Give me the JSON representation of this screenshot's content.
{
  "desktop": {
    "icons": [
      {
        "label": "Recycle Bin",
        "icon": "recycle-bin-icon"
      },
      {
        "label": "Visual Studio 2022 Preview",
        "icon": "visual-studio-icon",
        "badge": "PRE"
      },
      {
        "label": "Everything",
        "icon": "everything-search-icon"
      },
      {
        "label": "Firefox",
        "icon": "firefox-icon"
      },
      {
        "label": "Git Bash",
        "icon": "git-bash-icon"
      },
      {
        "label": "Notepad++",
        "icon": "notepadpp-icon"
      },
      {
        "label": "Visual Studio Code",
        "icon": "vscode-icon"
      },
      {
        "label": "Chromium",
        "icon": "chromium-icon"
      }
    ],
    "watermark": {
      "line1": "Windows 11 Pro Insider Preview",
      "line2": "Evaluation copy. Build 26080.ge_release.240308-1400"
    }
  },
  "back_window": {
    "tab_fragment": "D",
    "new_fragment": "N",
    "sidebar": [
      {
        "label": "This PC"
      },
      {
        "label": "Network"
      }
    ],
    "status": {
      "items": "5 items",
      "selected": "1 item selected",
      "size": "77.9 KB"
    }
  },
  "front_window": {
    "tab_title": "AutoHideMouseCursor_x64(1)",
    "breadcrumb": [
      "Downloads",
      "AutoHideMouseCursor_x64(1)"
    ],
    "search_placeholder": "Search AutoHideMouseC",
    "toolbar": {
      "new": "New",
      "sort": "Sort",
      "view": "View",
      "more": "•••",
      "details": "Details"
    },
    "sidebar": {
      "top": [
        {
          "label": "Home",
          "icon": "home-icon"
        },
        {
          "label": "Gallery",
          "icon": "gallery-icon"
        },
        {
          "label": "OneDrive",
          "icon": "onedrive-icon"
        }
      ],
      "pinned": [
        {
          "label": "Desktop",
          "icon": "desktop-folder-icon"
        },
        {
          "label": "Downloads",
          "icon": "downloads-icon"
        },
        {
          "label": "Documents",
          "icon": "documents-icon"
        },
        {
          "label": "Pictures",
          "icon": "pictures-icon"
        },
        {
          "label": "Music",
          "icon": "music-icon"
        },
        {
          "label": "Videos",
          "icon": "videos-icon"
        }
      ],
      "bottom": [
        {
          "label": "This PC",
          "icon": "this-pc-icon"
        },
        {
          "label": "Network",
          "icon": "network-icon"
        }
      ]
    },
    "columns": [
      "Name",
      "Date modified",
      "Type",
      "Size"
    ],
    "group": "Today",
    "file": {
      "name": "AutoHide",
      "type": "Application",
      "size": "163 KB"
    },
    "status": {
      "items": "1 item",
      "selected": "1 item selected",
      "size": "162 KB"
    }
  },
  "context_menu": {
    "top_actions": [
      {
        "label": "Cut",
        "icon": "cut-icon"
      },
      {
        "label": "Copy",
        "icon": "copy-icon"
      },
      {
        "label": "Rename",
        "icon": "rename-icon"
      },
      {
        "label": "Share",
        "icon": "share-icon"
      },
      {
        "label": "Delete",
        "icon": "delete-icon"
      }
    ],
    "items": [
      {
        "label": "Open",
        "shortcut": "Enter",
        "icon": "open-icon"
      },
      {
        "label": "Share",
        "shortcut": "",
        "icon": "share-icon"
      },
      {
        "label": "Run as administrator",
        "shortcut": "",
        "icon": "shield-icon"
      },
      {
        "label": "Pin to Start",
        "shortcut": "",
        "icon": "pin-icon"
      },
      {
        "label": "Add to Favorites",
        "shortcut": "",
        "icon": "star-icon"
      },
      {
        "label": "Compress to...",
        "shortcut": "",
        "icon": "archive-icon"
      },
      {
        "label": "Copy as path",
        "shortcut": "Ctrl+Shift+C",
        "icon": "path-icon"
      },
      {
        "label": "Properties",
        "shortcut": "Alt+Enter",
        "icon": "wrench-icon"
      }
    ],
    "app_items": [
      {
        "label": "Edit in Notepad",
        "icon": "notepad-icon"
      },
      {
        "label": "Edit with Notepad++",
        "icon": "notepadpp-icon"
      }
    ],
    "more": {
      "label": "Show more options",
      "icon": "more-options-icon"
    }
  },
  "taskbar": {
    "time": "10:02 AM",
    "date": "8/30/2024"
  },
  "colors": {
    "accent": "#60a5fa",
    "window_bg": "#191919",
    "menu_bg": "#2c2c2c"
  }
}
..........
§ **STATED EXERCISE**
Extract every line above exactly as it stands.

§ **OUTPUT**
Give me the JSON representation of this screenshot's content.
{
  "desktop": {
    "icons": [
      {
        "label": "Recycle Bin",
        "icon": "recycle-bin-icon"
      },
      {
        "label": "Visual Studio 2022 Preview",
        "icon": "visual-studio-icon",
        "badge": "PRE"
      },
      {
        "label": "Everything",
        "icon": "everything-search-icon"
      },
      {
        "label": "Firefox",
        "icon": "firefox-icon"
      },
      {
        "label": "Git Bash",
        "icon": "git-bash-icon"
      },
      {
        "label": "Notepad++",
        "icon": "notepadpp-icon"
      },
      {
        "label": "Visual Studio Code",
        "icon": "vscode-icon"
      },
      {
        "label": "Chromium",
        "icon": "chromium-icon"
      }
    ],
    "watermark": {
      "line1": "Windows 11 Pro Insider Preview",
      "line2": "Evaluation copy. Build 26080.ge_release.240308-1400"
    }
  },
  "back_window": {
    "tab_fragment": "D",
    "new_fragment": "N",
    "sidebar": [
      {
        "label": "This PC"
      },
      {
        "label": "Network"
      }
    ],
    "status": {
      "items": "5 items",
      "selected": "1 item selected",
      "size": "77.9 KB"
    }
  },
  "front_window": {
    "tab_title": "AutoHideMouseCursor_x64(1)",
    "breadcrumb": [
      "Downloads",
      "AutoHideMouseCursor_x64(1)"
    ],
    "search_placeholder": "Search AutoHideMouseC",
    "toolbar": {
      "new": "New",
      "sort": "Sort",
      "view": "View",
      "more": "•••",
      "details": "Details"
    },
    "sidebar": {
      "top": [
        {
          "label": "Home",
          "icon": "home-icon"
        },
        {
          "label": "Gallery",
          "icon": "gallery-icon"
        },
        {
          "label": "OneDrive",
          "icon": "onedrive-icon"
        }
      ],
      "pinned": [
        {
          "label": "Desktop",
          "icon": "desktop-folder-icon"
        },
        {
          "label": "Downloads",
          "icon": "downloads-icon"
        },
        {
          "label": "Documents",
          "icon": "documents-icon"
        },
        {
          "label": "Pictures",
          "icon": "pictures-icon"
        },
        {
          "label": "Music",
          "icon": "music-icon"
        },
        {
          "label": "Videos",
          "icon": "videos-icon"
        }
      ],
      "bottom": [
        {
          "label": "This PC",
          "icon": "this-pc-icon"
        },
        {
          "label": "Network",
          "icon": "network-icon"
        }
      ]
    },
    "columns": [
      "Name",
      "Date modified",
      "Type",
      "Size"
    ],
    "group": "Today",
    "file": {
      "name": "AutoHide",
      "type": "Application",
      "size": "163 KB"
    },
    "status": {
      "items": "1 item",
      "selected": "1 item selected",
      "size": "162 KB"
    }
  },
  "context_menu": {
    "top_actions": [
      {
        "label": "Cut",
        "icon": "cut-icon"
      },
      {
        "label": "Copy",
        "icon": "copy-icon"
      },
      {
        "label": "Rename",
        "icon": "rename-icon"
      },
      {
        "label": "Share",
        "icon": "share-icon"
      },
      {
        "label": "Delete",
        "icon": "delete-icon"
      }
    ],
    "items": [
      {
        "label": "Open",
        "shortcut": "Enter",
        "icon": "open-icon"
      },
      {
        "label": "Share",
        "shortcut": "",
        "icon": "share-icon"
      },
      {
        "label": "Run as administrator",
        "shortcut": "",
        "icon": "shield-icon"
      },
      {
        "label": "Pin to Start",
        "shortcut": "",
        "icon": "pin-icon"
      },
      {
        "label": "Add to Favorites",
        "shortcut": "",
        "icon": "star-icon"
      },
      {
        "label": "Compress to...",
        "shortcut": "",
        "icon": "archive-icon"
      },
      {
        "label": "Copy as path",
        "shortcut": "Ctrl+Shift+C",
        "icon": "path-icon"
      },
      {
        "label": "Properties",
        "shortcut": "Alt+Enter",
        "icon": "wrench-icon"
      }
    ],
    "app_items": [
      {
        "label": "Edit in Notepad",
        "icon": "notepad-icon"
      },
      {
        "label": "Edit with Notepad++",
        "icon": "notepadpp-icon"
      }
    ],
    "more": {
      "label": "Show more options",
      "icon": "more-options-icon"
    }
  },
  "taskbar": {
    "time": "10:02 AM",
    "date": "8/30/2024"
  },
  "colors": {
    "accent": "#60a5fa",
    "window_bg": "#191919",
    "menu_bg": "#2c2c2c"
  }
}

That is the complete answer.